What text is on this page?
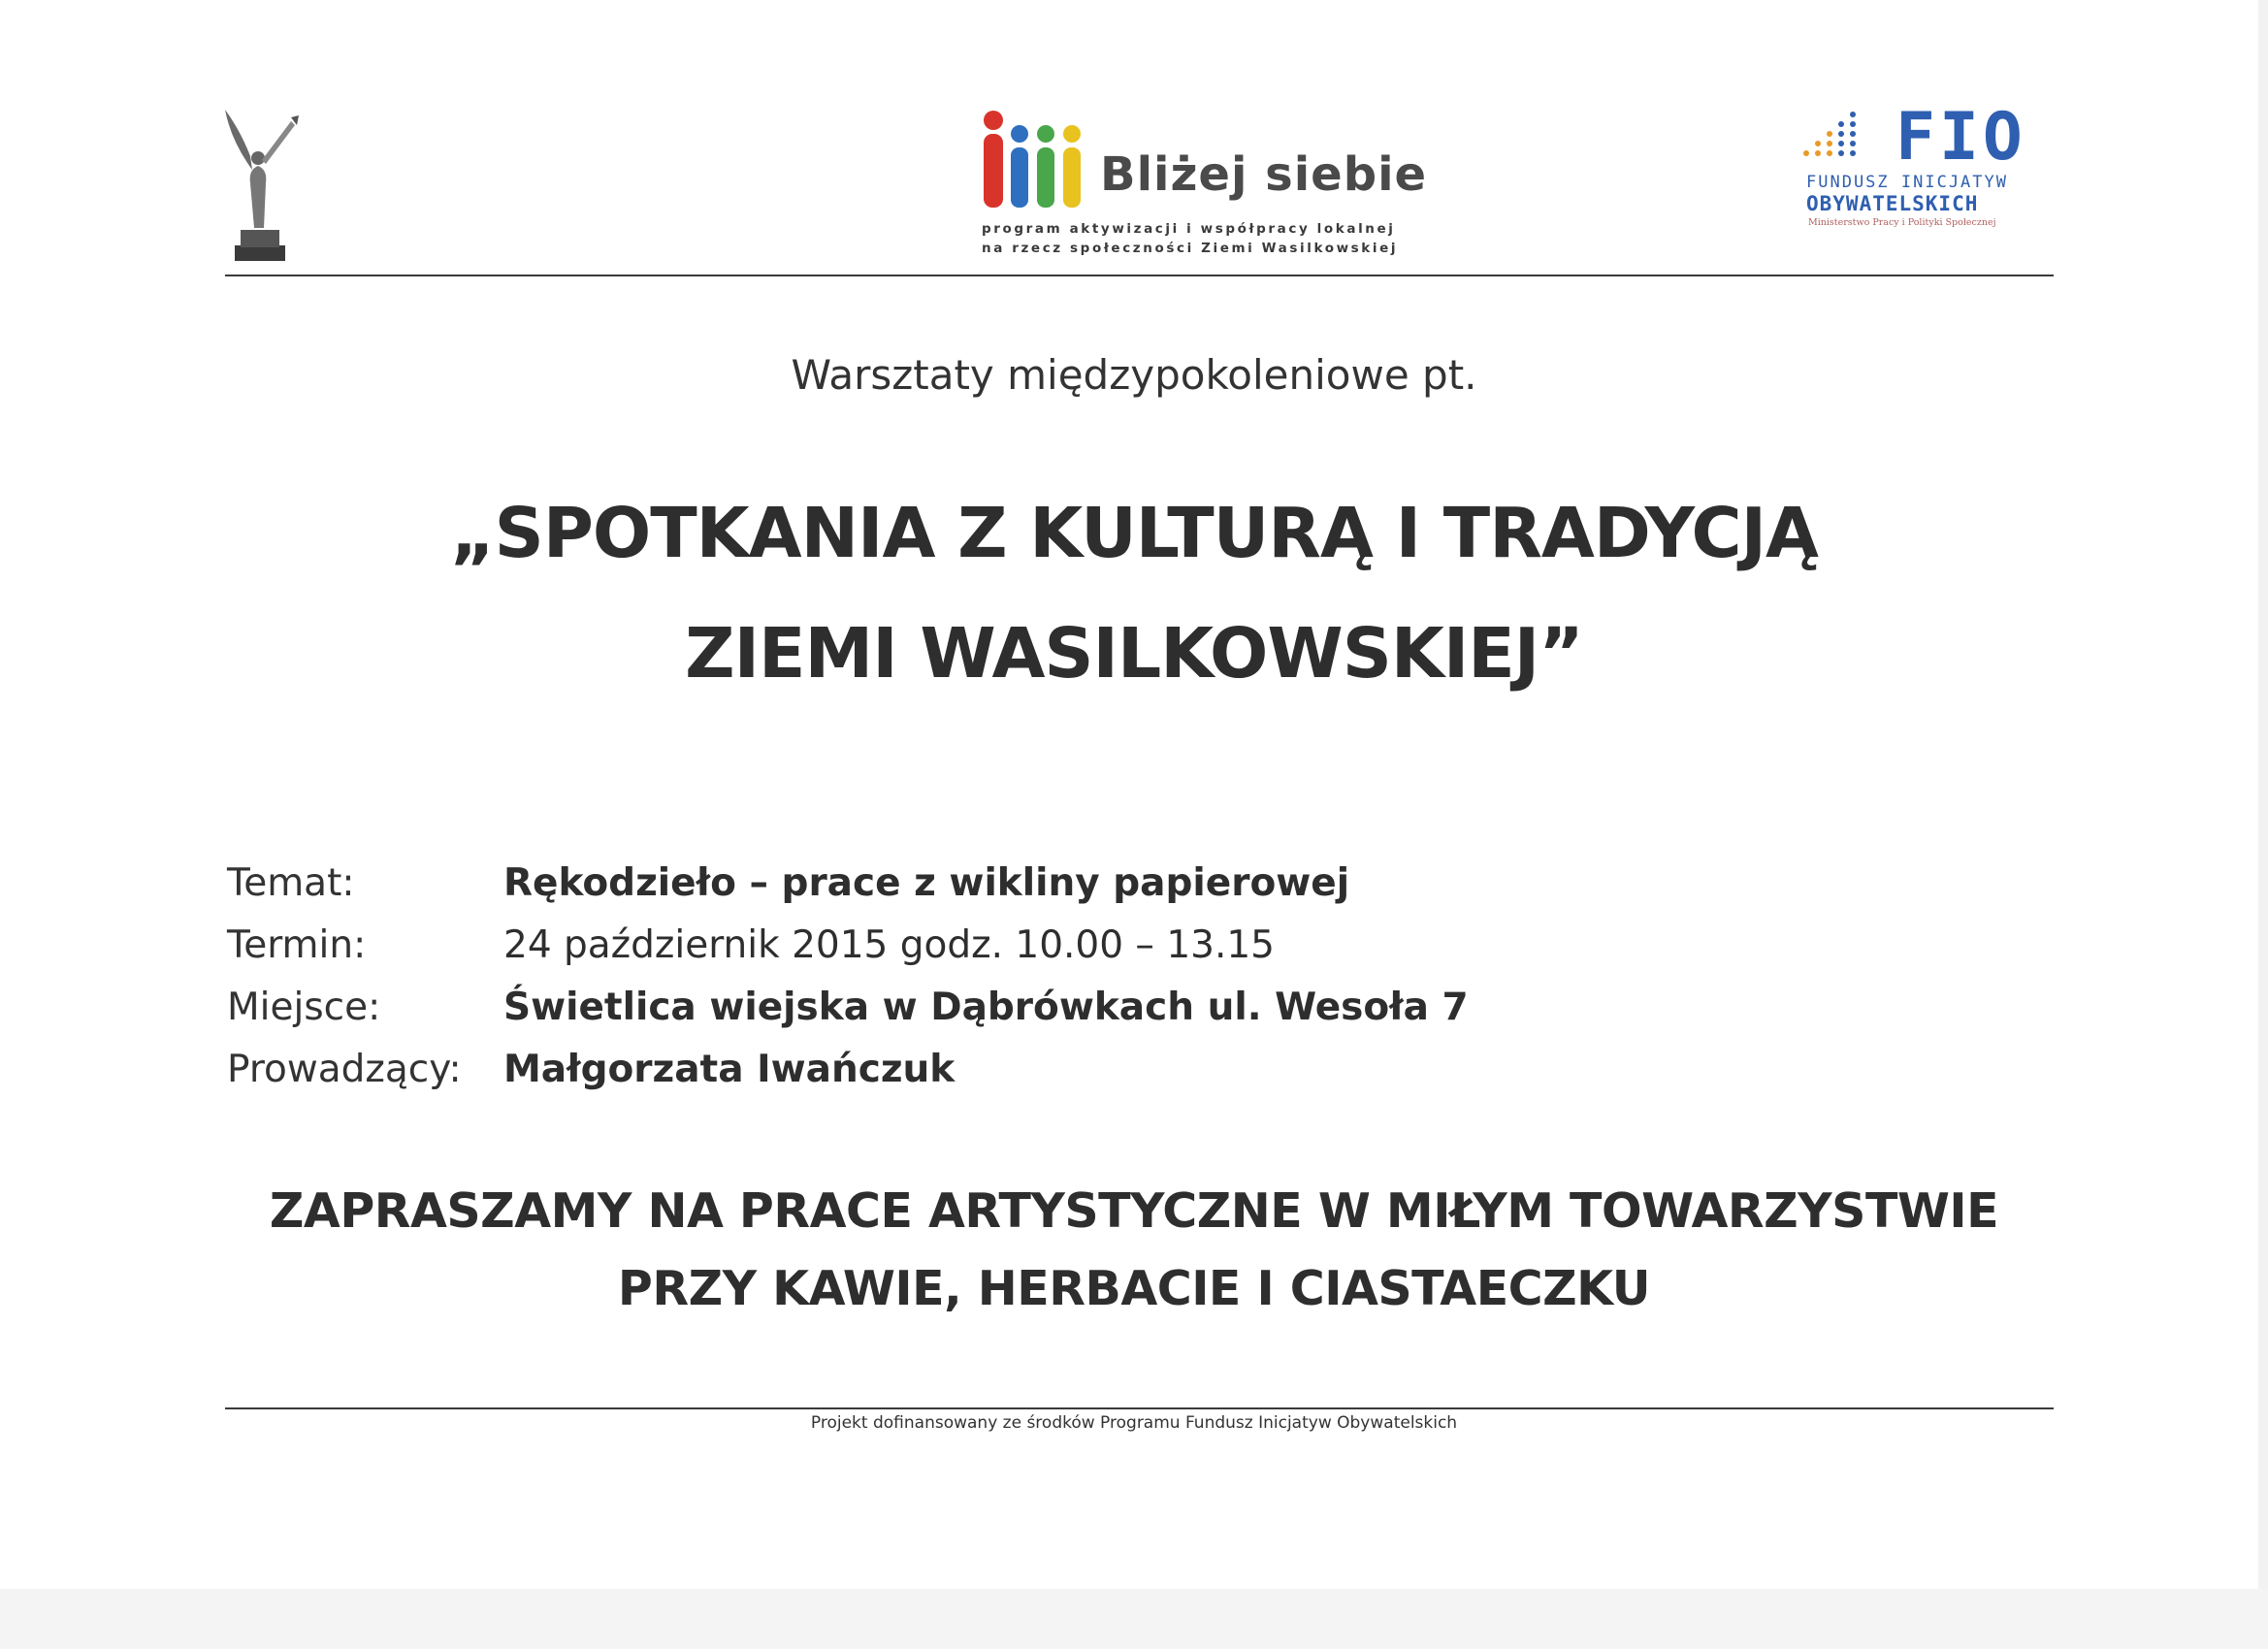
Bliżej siebie
program aktywizacji i współpracy lokalnej
na rzecz społeczności Ziemi Wasilkowskiej
FIO
FUNDUSZ INICJATYW
OBYWATELSKICH
Ministerstwo Pracy i Polityki Społecznej
Warsztaty międzypokoleniowe pt.
„SPOTKANIA Z KULTURĄ I TRADYCJĄ
ZIEMI WASILKOWSKIEJ”
Temat:	Rękodzieło – prace z wikliny papierowej
Termin:	24 październik 2015 godz. 10.00 – 13.15
Miejsce:	Świetlica wiejska w Dąbrówkach ul. Wesoła 7
Prowadzący: Małgorzata Iwańczuk
ZAPRASZAMY NA PRACE ARTYSTYCZNE W MIŁYM TOWARZYSTWIE
PRZY KAWIE, HERBACIE I CIASTAECZKU
Projekt dofinansowany ze środków Programu Fundusz Inicjatyw Obywatelskich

### TASK INSTRUCTIONS
Without including the pictures, return each record above exactly as it stands.

### THE SOLUTION
What text is on this page?
Bliżej siebie
program aktywizacji i współpracy lokalnej
na rzecz społeczności Ziemi Wasilkowskiej
FIO
FUNDUSZ INICJATYW
OBYWATELSKICH
Ministerstwo Pracy i Polityki Społecznej
Warsztaty międzypokoleniowe pt.
„SPOTKANIA Z KULTURĄ I TRADYCJĄ
ZIEMI WASILKOWSKIEJ”
Temat:	Rękodzieło – prace z wikliny papierowej
Termin:	24 październik 2015 godz. 10.00 – 13.15
Miejsce:	Świetlica wiejska w Dąbrówkach ul. Wesoła 7
Prowadzący: Małgorzata Iwańczuk
ZAPRASZAMY NA PRACE ARTYSTYCZNE W MIŁYM TOWARZYSTWIE
PRZY KAWIE, HERBACIE I CIASTAECZKU
Projekt dofinansowany ze środków Programu Fundusz Inicjatyw Obywatelskich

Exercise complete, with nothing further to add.